> [Exercise]: Output every entry exactly, from the first line to the last.

-- Start Excerpted data --

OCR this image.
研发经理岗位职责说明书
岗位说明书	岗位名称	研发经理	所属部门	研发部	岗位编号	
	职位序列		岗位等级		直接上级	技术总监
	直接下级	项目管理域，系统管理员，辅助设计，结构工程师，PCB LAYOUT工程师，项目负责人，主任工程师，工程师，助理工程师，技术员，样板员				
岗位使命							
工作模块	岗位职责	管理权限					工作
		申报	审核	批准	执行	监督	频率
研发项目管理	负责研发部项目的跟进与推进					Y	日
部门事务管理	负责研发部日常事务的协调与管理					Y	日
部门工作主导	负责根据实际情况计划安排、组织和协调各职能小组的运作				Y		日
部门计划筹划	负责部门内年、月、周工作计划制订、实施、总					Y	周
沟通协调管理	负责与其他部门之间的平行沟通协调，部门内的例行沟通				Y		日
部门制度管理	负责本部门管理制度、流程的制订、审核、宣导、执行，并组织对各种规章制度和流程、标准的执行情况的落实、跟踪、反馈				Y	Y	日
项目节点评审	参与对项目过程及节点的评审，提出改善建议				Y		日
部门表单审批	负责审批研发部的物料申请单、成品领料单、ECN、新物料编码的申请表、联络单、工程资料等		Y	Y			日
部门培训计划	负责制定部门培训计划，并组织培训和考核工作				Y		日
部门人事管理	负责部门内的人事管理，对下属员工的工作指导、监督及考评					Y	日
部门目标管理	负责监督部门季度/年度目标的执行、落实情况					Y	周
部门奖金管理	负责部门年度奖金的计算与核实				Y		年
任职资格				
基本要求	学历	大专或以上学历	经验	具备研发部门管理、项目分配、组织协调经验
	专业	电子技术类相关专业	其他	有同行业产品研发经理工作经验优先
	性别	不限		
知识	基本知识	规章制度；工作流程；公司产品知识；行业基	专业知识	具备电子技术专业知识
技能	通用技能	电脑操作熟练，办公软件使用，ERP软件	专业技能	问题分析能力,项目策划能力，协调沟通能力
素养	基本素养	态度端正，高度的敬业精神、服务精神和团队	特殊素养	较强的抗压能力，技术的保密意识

-- End Excerpted data --

> [The completed task]:
OCR this image.
研发经理岗位职责说明书
岗位说明书	岗位名称	研发经理	所属部门	研发部	岗位编号	
	职位序列		岗位等级		直接上级	技术总监
	直接下级	项目管理域，系统管理员，辅助设计，结构工程师，PCB LAYOUT工程师，项目负责人，主任工程师，工程师，助理工程师，技术员，样板员				
岗位使命							
工作模块	岗位职责	管理权限					工作
		申报	审核	批准	执行	监督	频率
研发项目管理	负责研发部项目的跟进与推进					Y	日
部门事务管理	负责研发部日常事务的协调与管理					Y	日
部门工作主导	负责根据实际情况计划安排、组织和协调各职能小组的运作				Y		日
部门计划筹划	负责部门内年、月、周工作计划制订、实施、总					Y	周
沟通协调管理	负责与其他部门之间的平行沟通协调，部门内的例行沟通				Y		日
部门制度管理	负责本部门管理制度、流程的制订、审核、宣导、执行，并组织对各种规章制度和流程、标准的执行情况的落实、跟踪、反馈				Y	Y	日
项目节点评审	参与对项目过程及节点的评审，提出改善建议				Y		日
部门表单审批	负责审批研发部的物料申请单、成品领料单、ECN、新物料编码的申请表、联络单、工程资料等		Y	Y			日
部门培训计划	负责制定部门培训计划，并组织培训和考核工作				Y		日
部门人事管理	负责部门内的人事管理，对下属员工的工作指导、监督及考评					Y	日
部门目标管理	负责监督部门季度/年度目标的执行、落实情况					Y	周
部门奖金管理	负责部门年度奖金的计算与核实				Y		年
任职资格				
基本要求	学历	大专或以上学历	经验	具备研发部门管理、项目分配、组织协调经验
	专业	电子技术类相关专业	其他	有同行业产品研发经理工作经验优先
	性别	不限		
知识	基本知识	规章制度；工作流程；公司产品知识；行业基	专业知识	具备电子技术专业知识
技能	通用技能	电脑操作熟练，办公软件使用，ERP软件	专业技能	问题分析能力,项目策划能力，协调沟通能力
素养	基本素养	态度端正，高度的敬业精神、服务精神和团队	特殊素养	较强的抗压能力，技术的保密意识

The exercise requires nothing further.